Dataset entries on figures
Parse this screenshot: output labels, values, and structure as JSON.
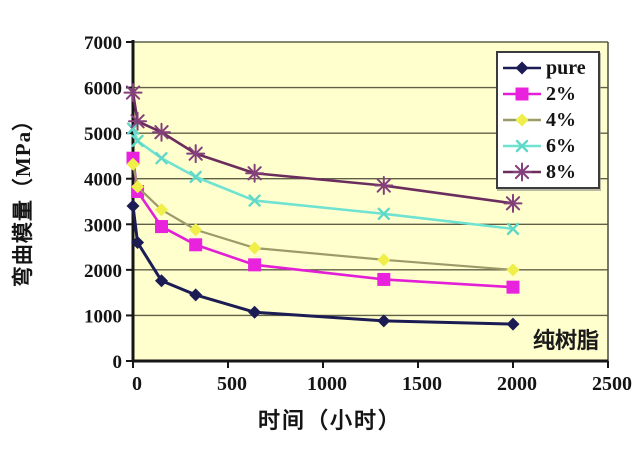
{
  "chart_data": {
    "type": "line",
    "title": "",
    "xlabel": "时间（小时）",
    "ylabel": "弯曲模量（MPa）",
    "annotation_pure_resin": "纯树脂",
    "xlim": [
      0,
      2500
    ],
    "ylim": [
      0,
      7000
    ],
    "x_ticks": [
      0,
      500,
      1000,
      1500,
      2000,
      2500
    ],
    "y_ticks": [
      0,
      1000,
      2000,
      3000,
      4000,
      5000,
      6000,
      7000
    ],
    "grid": "horizontal",
    "legend_position": "top-right-inside",
    "plot_bg_color": "#ffffce",
    "grid_color": "#5f5f46",
    "axis_color": "#161616",
    "x": [
      0,
      24,
      150,
      330,
      640,
      1320,
      2000
    ],
    "series": [
      {
        "name": "pure",
        "marker": "diamond",
        "line_color": "#1c1c55",
        "marker_color": "#1c1c55",
        "values": [
          3400,
          2600,
          1760,
          1450,
          1070,
          880,
          810
        ]
      },
      {
        "name": "2%",
        "marker": "square",
        "line_color": "#e21fd7",
        "marker_color": "#e822dd",
        "values": [
          4450,
          3720,
          2950,
          2550,
          2110,
          1790,
          1620
        ]
      },
      {
        "name": "4%",
        "marker": "diamond",
        "line_color": "#9b9a68",
        "marker_color": "#f0ef4a",
        "values": [
          4320,
          3820,
          3320,
          2880,
          2480,
          2220,
          2000
        ]
      },
      {
        "name": "6%",
        "marker": "x",
        "line_color": "#6fe2d2",
        "marker_color": "#5fd8c8",
        "values": [
          5100,
          4830,
          4450,
          4040,
          3520,
          3230,
          2900
        ]
      },
      {
        "name": "8%",
        "marker": "asterisk",
        "line_color": "#6b2c5e",
        "marker_color": "#84407a",
        "values": [
          5890,
          5260,
          5020,
          4550,
          4120,
          3850,
          3460
        ]
      }
    ]
  }
}
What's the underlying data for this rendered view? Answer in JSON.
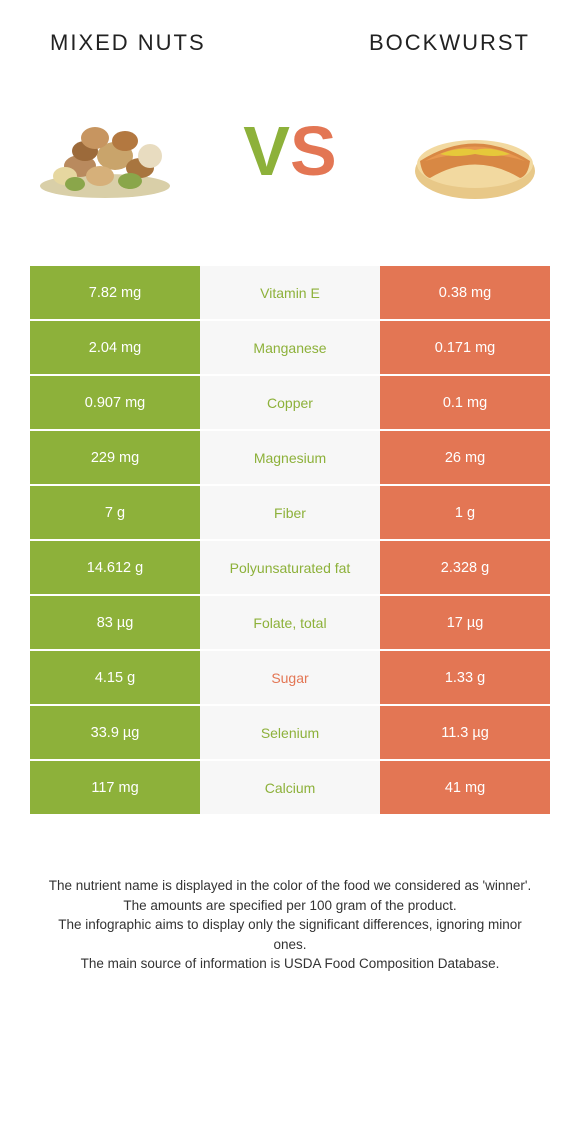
{
  "header": {
    "left": "MIXED NUTS",
    "right": "BOCKWURST"
  },
  "vs": {
    "v": "V",
    "s": "S"
  },
  "colors": {
    "left_bg": "#8db13a",
    "right_bg": "#e37654",
    "mid_bg": "#f7f7f7",
    "winner_left_text": "#8db13a",
    "winner_right_text": "#e37654"
  },
  "rows": [
    {
      "left": "7.82 mg",
      "label": "Vitamin E",
      "right": "0.38 mg",
      "winner": "left"
    },
    {
      "left": "2.04 mg",
      "label": "Manganese",
      "right": "0.171 mg",
      "winner": "left"
    },
    {
      "left": "0.907 mg",
      "label": "Copper",
      "right": "0.1 mg",
      "winner": "left"
    },
    {
      "left": "229 mg",
      "label": "Magnesium",
      "right": "26 mg",
      "winner": "left"
    },
    {
      "left": "7 g",
      "label": "Fiber",
      "right": "1 g",
      "winner": "left"
    },
    {
      "left": "14.612 g",
      "label": "Polyunsaturated fat",
      "right": "2.328 g",
      "winner": "left"
    },
    {
      "left": "83 µg",
      "label": "Folate, total",
      "right": "17 µg",
      "winner": "left"
    },
    {
      "left": "4.15 g",
      "label": "Sugar",
      "right": "1.33 g",
      "winner": "right"
    },
    {
      "left": "33.9 µg",
      "label": "Selenium",
      "right": "11.3 µg",
      "winner": "left"
    },
    {
      "left": "117 mg",
      "label": "Calcium",
      "right": "41 mg",
      "winner": "left"
    }
  ],
  "footer": {
    "line1": "The nutrient name is displayed in the color of the food we considered as 'winner'.",
    "line2": "The amounts are specified per 100 gram of the product.",
    "line3": "The infographic aims to display only the significant differences, ignoring minor ones.",
    "line4": "The main source of information is USDA Food Composition Database."
  }
}
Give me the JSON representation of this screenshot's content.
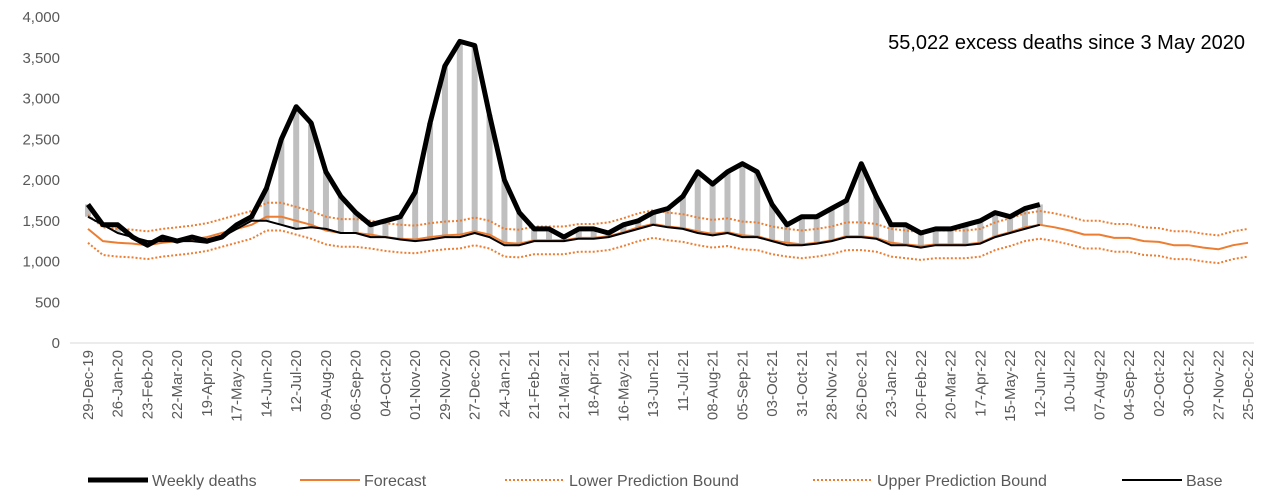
{
  "chart_data": {
    "type": "line",
    "annotation": "55,022 excess deaths since 3 May 2020",
    "categories": [
      "29-Dec-19",
      null,
      "26-Jan-20",
      null,
      "23-Feb-20",
      null,
      "22-Mar-20",
      null,
      "19-Apr-20",
      null,
      "17-May-20",
      null,
      "14-Jun-20",
      null,
      "12-Jul-20",
      null,
      "09-Aug-20",
      null,
      "06-Sep-20",
      null,
      "04-Oct-20",
      null,
      "01-Nov-20",
      null,
      "29-Nov-20",
      null,
      "27-Dec-20",
      null,
      "24-Jan-21",
      null,
      "21-Feb-21",
      null,
      "21-Mar-21",
      null,
      "18-Apr-21",
      null,
      "16-May-21",
      null,
      "13-Jun-21",
      null,
      "11-Jul-21",
      null,
      "08-Aug-21",
      null,
      "05-Sep-21",
      null,
      "03-Oct-21",
      null,
      "31-Oct-21",
      null,
      "28-Nov-21",
      null,
      "26-Dec-21",
      null,
      "23-Jan-22",
      null,
      "20-Feb-22",
      null,
      "20-Mar-22",
      null,
      "17-Apr-22",
      null,
      "15-May-22",
      null,
      "12-Jun-22",
      null,
      "10-Jul-22",
      null,
      "07-Aug-22",
      null,
      "04-Sep-22",
      null,
      "02-Oct-22",
      null,
      "30-Oct-22",
      null,
      "27-Nov-22",
      null,
      "25-Dec-22"
    ],
    "series": [
      {
        "name": "Weekly deaths",
        "color": "#000000",
        "style": "thick",
        "values": [
          1700,
          1450,
          1450,
          1300,
          1200,
          1300,
          1250,
          1300,
          1250,
          1300,
          1450,
          1550,
          1900,
          2500,
          2900,
          2700,
          2100,
          1800,
          1600,
          1450,
          1500,
          1550,
          1850,
          2700,
          3400,
          3700,
          3650,
          2800,
          2000,
          1600,
          1400,
          1400,
          1300,
          1400,
          1400,
          1350,
          1450,
          1500,
          1600,
          1650,
          1800,
          2100,
          1950,
          2100,
          2200,
          2100,
          1700,
          1450,
          1550,
          1550,
          1650,
          1750,
          2200,
          1800,
          1450,
          1450,
          1350,
          1400,
          1400,
          1450,
          1500,
          1600,
          1550,
          1650,
          1700,
          null,
          null,
          null,
          null,
          null,
          null,
          null,
          null,
          null,
          null,
          null,
          null,
          null,
          null
        ]
      },
      {
        "name": "Forecast",
        "color": "#ed7d31",
        "style": "solid",
        "values": [
          1400,
          1250,
          1230,
          1220,
          1200,
          1230,
          1250,
          1270,
          1300,
          1350,
          1400,
          1450,
          1550,
          1550,
          1500,
          1450,
          1380,
          1350,
          1350,
          1330,
          1300,
          1280,
          1270,
          1300,
          1320,
          1330,
          1370,
          1330,
          1230,
          1220,
          1260,
          1260,
          1260,
          1290,
          1290,
          1310,
          1360,
          1420,
          1460,
          1430,
          1410,
          1370,
          1340,
          1360,
          1320,
          1310,
          1260,
          1230,
          1210,
          1230,
          1260,
          1310,
          1310,
          1290,
          1230,
          1210,
          1190,
          1210,
          1210,
          1210,
          1230,
          1310,
          1360,
          1420,
          1450,
          1420,
          1380,
          1330,
          1330,
          1290,
          1290,
          1250,
          1240,
          1200,
          1200,
          1170,
          1150,
          1200,
          1230
        ]
      },
      {
        "name": "Lower Prediction Bound",
        "color": "#ed7d31",
        "style": "dotted",
        "values": [
          1230,
          1080,
          1060,
          1050,
          1030,
          1060,
          1080,
          1100,
          1130,
          1180,
          1230,
          1280,
          1380,
          1380,
          1330,
          1280,
          1210,
          1180,
          1180,
          1160,
          1130,
          1110,
          1100,
          1130,
          1150,
          1160,
          1200,
          1160,
          1060,
          1050,
          1090,
          1090,
          1090,
          1120,
          1120,
          1140,
          1190,
          1250,
          1290,
          1260,
          1240,
          1200,
          1170,
          1190,
          1150,
          1140,
          1090,
          1060,
          1040,
          1060,
          1090,
          1140,
          1140,
          1120,
          1060,
          1040,
          1020,
          1040,
          1040,
          1040,
          1060,
          1140,
          1190,
          1250,
          1280,
          1250,
          1210,
          1160,
          1160,
          1120,
          1120,
          1080,
          1070,
          1030,
          1030,
          1000,
          980,
          1030,
          1060
        ]
      },
      {
        "name": "Upper Prediction Bound",
        "color": "#ed7d31",
        "style": "dotted",
        "values": [
          1570,
          1420,
          1400,
          1390,
          1370,
          1400,
          1420,
          1440,
          1470,
          1520,
          1570,
          1620,
          1720,
          1720,
          1670,
          1620,
          1550,
          1520,
          1520,
          1500,
          1470,
          1450,
          1440,
          1470,
          1490,
          1500,
          1540,
          1500,
          1400,
          1390,
          1430,
          1430,
          1430,
          1460,
          1460,
          1480,
          1530,
          1590,
          1630,
          1600,
          1580,
          1540,
          1510,
          1530,
          1490,
          1480,
          1430,
          1400,
          1380,
          1400,
          1430,
          1480,
          1480,
          1460,
          1400,
          1380,
          1360,
          1380,
          1380,
          1380,
          1400,
          1480,
          1530,
          1590,
          1620,
          1590,
          1550,
          1500,
          1500,
          1460,
          1460,
          1420,
          1410,
          1370,
          1370,
          1340,
          1320,
          1370,
          1400
        ]
      },
      {
        "name": "Base",
        "color": "#000000",
        "style": "solid",
        "values": [
          1550,
          1450,
          1350,
          1300,
          1250,
          1250,
          1250,
          1250,
          1230,
          1300,
          1400,
          1500,
          1500,
          1450,
          1400,
          1420,
          1400,
          1350,
          1350,
          1300,
          1300,
          1270,
          1250,
          1270,
          1300,
          1300,
          1350,
          1300,
          1200,
          1200,
          1250,
          1250,
          1250,
          1280,
          1280,
          1300,
          1350,
          1400,
          1450,
          1420,
          1400,
          1350,
          1320,
          1350,
          1300,
          1300,
          1250,
          1200,
          1200,
          1220,
          1250,
          1300,
          1300,
          1280,
          1200,
          1200,
          1170,
          1200,
          1200,
          1200,
          1220,
          1300,
          1350,
          1400,
          1450,
          null,
          null,
          null,
          null,
          null,
          null,
          null,
          null,
          null,
          null,
          null,
          null,
          null,
          null
        ]
      }
    ],
    "excess_fill": "#bfbfbf",
    "ylim": [
      0,
      4000
    ],
    "yticks": [
      0,
      500,
      {
        "value": 1000,
        "label": "1,000"
      },
      {
        "value": 1500,
        "label": "1,500"
      },
      {
        "value": 2000,
        "label": "2,000"
      },
      {
        "value": 2500,
        "label": "2,500"
      },
      {
        "value": 3000,
        "label": "3,000"
      },
      {
        "value": 3500,
        "label": "3,500"
      },
      {
        "value": 4000,
        "label": "4,000"
      }
    ],
    "grid": false,
    "legend": "bottom"
  }
}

• [THE REQUEST]: Which lines include the word "deaths"? List them all.

• [THE SOLUTION]:
    "annotation": "55,022 excess deaths since 3 May 2020",
        "name": "Weekly deaths",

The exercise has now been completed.